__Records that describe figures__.
# # # # # # #
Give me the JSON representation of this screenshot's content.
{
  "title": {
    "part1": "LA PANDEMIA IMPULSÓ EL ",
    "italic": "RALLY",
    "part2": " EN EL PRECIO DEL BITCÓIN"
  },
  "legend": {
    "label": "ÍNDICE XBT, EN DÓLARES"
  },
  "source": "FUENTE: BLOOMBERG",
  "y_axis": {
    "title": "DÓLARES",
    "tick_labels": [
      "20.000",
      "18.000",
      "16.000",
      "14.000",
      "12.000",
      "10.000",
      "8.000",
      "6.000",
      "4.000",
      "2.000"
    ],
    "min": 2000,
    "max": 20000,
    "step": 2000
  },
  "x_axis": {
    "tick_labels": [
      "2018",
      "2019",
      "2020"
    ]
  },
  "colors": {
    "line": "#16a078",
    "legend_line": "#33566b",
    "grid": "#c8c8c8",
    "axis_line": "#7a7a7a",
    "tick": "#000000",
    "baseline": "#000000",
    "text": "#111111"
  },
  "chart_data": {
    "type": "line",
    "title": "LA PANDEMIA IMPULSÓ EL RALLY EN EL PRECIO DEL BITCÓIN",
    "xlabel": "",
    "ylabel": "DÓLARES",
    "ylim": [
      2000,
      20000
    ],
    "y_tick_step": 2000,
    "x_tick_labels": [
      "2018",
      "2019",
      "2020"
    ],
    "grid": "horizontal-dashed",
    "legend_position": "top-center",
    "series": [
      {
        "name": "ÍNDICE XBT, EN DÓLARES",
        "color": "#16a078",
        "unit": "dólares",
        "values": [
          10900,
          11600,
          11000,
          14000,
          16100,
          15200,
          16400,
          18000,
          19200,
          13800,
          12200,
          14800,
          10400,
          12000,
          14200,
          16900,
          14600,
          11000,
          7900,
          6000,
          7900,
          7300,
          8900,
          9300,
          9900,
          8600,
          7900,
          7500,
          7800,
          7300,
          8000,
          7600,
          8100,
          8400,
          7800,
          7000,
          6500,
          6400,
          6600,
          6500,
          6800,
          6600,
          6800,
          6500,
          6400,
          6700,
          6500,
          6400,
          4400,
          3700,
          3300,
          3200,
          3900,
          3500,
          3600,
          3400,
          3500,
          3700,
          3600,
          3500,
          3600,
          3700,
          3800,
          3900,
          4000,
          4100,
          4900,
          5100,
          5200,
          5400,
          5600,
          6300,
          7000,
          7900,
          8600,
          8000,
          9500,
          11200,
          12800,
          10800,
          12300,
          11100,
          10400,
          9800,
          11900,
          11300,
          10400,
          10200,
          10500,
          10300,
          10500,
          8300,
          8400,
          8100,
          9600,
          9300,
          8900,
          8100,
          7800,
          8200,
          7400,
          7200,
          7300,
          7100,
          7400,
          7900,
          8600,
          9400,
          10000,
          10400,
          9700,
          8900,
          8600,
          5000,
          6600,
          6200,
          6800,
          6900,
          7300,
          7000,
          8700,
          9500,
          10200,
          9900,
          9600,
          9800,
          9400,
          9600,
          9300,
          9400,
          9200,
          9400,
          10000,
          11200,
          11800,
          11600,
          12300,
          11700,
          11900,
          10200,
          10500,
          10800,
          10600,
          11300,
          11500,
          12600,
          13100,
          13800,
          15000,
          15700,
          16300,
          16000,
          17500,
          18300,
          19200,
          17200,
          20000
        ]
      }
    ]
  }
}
# # # # # # #
__WRITTEN REQUEST__.
State, as a bare number, how many lines of the listing hold the word "RALLY".

__COMPLETE ANSWER__.
2